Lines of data
+--
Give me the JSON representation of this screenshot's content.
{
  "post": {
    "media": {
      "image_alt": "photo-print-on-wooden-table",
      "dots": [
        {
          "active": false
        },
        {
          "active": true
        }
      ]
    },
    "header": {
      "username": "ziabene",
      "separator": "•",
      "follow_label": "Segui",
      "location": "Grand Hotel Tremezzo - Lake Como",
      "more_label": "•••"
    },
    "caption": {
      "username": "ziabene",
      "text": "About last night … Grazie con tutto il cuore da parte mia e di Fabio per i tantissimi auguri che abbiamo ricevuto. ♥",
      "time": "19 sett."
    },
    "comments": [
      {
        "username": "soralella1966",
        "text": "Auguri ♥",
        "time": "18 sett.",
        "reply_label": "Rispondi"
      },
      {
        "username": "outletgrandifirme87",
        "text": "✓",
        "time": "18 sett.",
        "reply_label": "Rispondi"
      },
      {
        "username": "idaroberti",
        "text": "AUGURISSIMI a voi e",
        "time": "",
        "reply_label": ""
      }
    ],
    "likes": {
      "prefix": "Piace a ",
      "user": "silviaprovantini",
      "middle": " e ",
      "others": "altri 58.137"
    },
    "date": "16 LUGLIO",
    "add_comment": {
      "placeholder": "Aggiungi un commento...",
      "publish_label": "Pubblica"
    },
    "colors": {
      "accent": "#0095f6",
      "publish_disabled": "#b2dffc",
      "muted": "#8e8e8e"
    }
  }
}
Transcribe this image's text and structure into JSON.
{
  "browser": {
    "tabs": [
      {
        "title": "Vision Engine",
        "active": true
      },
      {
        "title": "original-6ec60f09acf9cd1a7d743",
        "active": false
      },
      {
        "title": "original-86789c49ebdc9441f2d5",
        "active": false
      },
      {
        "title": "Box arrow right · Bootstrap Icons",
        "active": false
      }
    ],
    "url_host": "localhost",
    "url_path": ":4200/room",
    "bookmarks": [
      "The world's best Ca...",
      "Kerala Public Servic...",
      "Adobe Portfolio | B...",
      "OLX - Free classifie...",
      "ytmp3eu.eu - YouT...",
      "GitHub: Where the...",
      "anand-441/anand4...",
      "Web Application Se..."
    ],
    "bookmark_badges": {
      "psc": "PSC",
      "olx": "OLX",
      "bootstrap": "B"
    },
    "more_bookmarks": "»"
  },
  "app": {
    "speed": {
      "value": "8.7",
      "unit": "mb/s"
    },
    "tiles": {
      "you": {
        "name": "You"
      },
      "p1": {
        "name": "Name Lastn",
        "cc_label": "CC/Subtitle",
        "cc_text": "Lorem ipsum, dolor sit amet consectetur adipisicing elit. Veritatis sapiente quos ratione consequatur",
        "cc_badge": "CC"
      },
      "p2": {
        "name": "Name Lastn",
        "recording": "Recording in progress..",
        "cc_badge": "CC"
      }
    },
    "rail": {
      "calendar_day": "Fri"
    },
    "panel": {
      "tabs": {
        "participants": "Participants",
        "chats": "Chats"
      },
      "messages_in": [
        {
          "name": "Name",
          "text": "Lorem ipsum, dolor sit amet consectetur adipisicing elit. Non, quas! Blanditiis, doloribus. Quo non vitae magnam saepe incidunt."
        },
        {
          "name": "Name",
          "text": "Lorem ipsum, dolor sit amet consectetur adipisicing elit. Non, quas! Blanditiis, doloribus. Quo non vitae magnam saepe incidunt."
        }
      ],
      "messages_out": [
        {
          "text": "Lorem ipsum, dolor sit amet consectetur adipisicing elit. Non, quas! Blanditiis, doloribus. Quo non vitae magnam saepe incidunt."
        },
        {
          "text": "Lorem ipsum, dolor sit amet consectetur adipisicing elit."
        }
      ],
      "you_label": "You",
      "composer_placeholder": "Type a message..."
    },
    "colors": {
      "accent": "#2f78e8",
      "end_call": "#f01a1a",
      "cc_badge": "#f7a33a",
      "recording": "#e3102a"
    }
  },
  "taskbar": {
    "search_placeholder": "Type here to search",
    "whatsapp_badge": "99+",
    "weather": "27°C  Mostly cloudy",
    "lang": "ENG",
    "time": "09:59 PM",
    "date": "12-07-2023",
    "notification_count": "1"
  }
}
+--
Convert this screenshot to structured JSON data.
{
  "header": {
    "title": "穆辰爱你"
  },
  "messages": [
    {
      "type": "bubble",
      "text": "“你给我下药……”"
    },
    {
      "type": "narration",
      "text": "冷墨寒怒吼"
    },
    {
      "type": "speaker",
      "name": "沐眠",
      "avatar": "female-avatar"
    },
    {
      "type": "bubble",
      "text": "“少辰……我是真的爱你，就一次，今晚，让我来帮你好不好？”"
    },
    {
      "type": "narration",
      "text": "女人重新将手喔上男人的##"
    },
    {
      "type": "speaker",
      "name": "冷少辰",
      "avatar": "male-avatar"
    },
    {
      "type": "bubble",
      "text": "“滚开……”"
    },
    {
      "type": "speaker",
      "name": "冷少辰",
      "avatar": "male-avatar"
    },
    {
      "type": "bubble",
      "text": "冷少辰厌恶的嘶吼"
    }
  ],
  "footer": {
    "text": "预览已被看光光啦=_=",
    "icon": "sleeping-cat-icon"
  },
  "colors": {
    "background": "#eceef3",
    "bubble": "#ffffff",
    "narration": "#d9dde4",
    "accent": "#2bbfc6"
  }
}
+--
Goal
Count how many lines include the string "original". Nothing but the number is needed.

The result
2